(STATED GOAL) From the entries below, list each line with "index".

DATASET ENTRIES start

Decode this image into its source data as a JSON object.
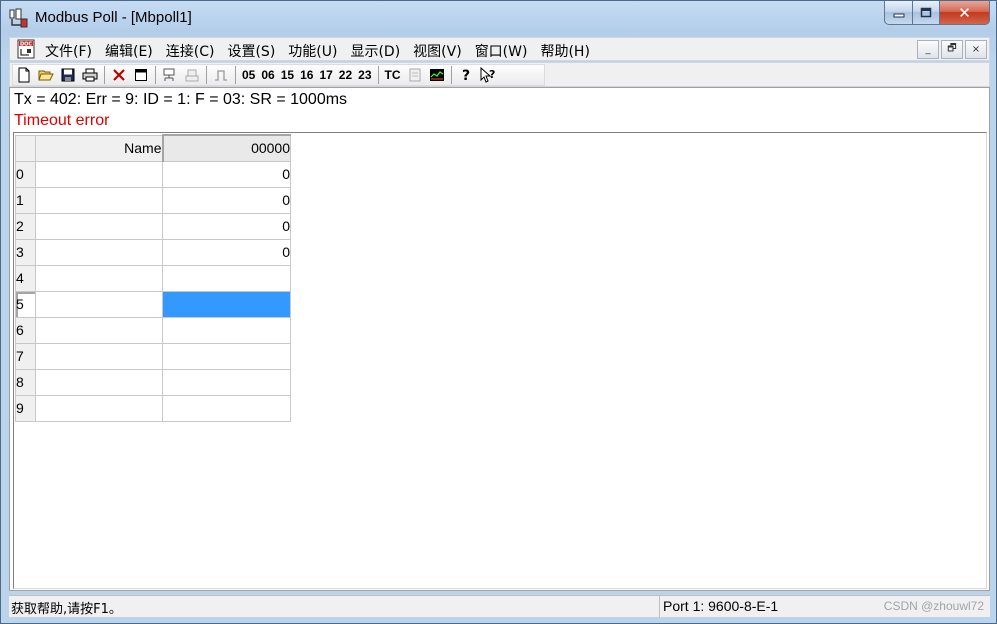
{
  "window": {
    "title": "Modbus Poll - [Mbpoll1]",
    "minimize": "—",
    "maximize": "☐",
    "close": "✕"
  },
  "menubar": {
    "items": [
      "文件(F)",
      "编辑(E)",
      "连接(C)",
      "设置(S)",
      "功能(U)",
      "显示(D)",
      "视图(V)",
      "窗口(W)",
      "帮助(H)"
    ],
    "mdi": {
      "minimize": "_",
      "restore": "🗗",
      "close": "×"
    }
  },
  "toolbar": {
    "function_codes": [
      "05",
      "06",
      "15",
      "16",
      "17",
      "22",
      "23"
    ],
    "tc_label": "TC"
  },
  "status": {
    "line1": "Tx = 402: Err = 9: ID = 1: F = 03: SR = 1000ms",
    "line2": "Timeout error",
    "error_color": "#e00000"
  },
  "grid": {
    "header_name": "Name",
    "header_address": "00000",
    "rows": [
      {
        "index": "0",
        "name": "",
        "value": "0"
      },
      {
        "index": "1",
        "name": "",
        "value": "0"
      },
      {
        "index": "2",
        "name": "",
        "value": "0"
      },
      {
        "index": "3",
        "name": "",
        "value": "0"
      },
      {
        "index": "4",
        "name": "",
        "value": ""
      },
      {
        "index": "5",
        "name": "",
        "value": ""
      },
      {
        "index": "6",
        "name": "",
        "value": ""
      },
      {
        "index": "7",
        "name": "",
        "value": ""
      },
      {
        "index": "8",
        "name": "",
        "value": ""
      },
      {
        "index": "9",
        "name": "",
        "value": ""
      }
    ],
    "selected_row": 5,
    "selection_color": "#3399ff"
  },
  "statusbar": {
    "help": "获取帮助,请按F1。",
    "port": "Port 1: 9600-8-E-1",
    "watermark": "CSDN @zhouwl72"
  }
}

DATASET ENTRIES end

(RESULT BELOW)
        "index": "0",
        "index": "1",
        "index": "2",
        "index": "3",
        "index": "4",
        "index": "5",
        "index": "6",
        "index": "7",
        "index": "8",
        "index": "9",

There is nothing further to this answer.